Problem statement »
Write out the listing below exactly, and omit any images you find in it.

Material for the task »

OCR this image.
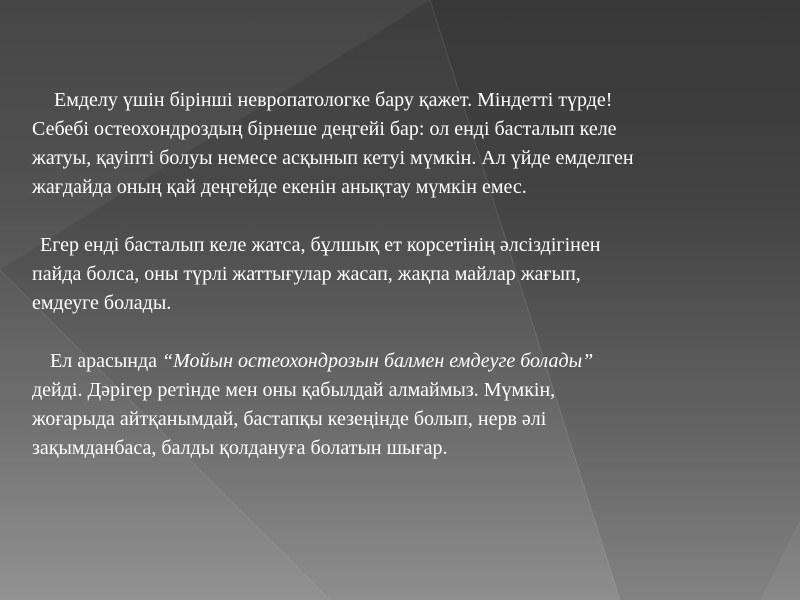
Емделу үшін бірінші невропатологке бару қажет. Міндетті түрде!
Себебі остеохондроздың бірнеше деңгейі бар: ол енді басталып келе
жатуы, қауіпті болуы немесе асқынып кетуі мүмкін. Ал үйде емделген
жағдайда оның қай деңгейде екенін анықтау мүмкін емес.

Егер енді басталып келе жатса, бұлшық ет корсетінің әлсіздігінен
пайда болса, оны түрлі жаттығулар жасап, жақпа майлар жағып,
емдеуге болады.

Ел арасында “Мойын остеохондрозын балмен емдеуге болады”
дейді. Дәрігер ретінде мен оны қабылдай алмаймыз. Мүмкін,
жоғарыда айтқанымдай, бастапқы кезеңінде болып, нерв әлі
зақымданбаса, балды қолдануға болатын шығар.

Result of the exercise »
OCR this image.
Емделу үшін бірінші невропатологке бару қажет. Міндетті түрде!
Себебі остеохондроздың бірнеше деңгейі бар: ол енді басталып келе
жатуы, қауіпті болуы немесе асқынып кетуі мүмкін. Ал үйде емделген
жағдайда оның қай деңгейде екенін анықтау мүмкін емес.

Егер енді басталып келе жатса, бұлшық ет корсетінің әлсіздігінен
пайда болса, оны түрлі жаттығулар жасап, жақпа майлар жағып,
емдеуге болады.

Ел арасында “Мойын остеохондрозын балмен емдеуге болады”
дейді. Дәрігер ретінде мен оны қабылдай алмаймыз. Мүмкін,
жоғарыда айтқанымдай, бастапқы кезеңінде болып, нерв әлі
зақымданбаса, балды қолдануға болатын шығар.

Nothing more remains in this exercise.